Items from a dataset:
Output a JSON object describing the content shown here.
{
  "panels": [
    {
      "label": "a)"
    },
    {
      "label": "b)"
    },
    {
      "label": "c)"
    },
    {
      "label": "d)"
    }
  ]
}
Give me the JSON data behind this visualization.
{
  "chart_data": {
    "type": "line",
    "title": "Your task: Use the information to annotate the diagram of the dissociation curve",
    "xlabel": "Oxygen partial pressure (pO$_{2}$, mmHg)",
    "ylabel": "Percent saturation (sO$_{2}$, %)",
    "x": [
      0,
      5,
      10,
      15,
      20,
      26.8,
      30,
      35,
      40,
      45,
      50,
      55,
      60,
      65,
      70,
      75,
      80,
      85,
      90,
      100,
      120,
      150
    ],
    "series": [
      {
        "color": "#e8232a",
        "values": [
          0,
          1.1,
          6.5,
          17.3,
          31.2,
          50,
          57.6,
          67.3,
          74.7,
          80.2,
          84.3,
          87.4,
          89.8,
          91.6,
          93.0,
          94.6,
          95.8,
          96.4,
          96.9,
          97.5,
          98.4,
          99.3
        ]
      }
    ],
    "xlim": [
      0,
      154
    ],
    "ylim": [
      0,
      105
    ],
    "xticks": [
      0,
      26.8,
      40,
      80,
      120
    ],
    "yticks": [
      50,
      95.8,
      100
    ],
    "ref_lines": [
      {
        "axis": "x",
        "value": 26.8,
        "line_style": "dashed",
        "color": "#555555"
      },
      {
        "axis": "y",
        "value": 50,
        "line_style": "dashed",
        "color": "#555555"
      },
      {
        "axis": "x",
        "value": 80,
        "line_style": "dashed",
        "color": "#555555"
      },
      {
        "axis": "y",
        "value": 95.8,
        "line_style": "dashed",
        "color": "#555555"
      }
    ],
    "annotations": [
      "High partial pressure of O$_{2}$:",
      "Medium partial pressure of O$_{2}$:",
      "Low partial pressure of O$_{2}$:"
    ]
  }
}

Exercise prompt: Copy out every line with the word "partial".

Response:
    "xlabel": "Oxygen partial pressure (pO$_{2}$, mmHg)",
      "High partial pressure of O$_{2}$:",
      "Medium partial pressure of O$_{2}$:",
      "Low partial pressure of O$_{2}$:"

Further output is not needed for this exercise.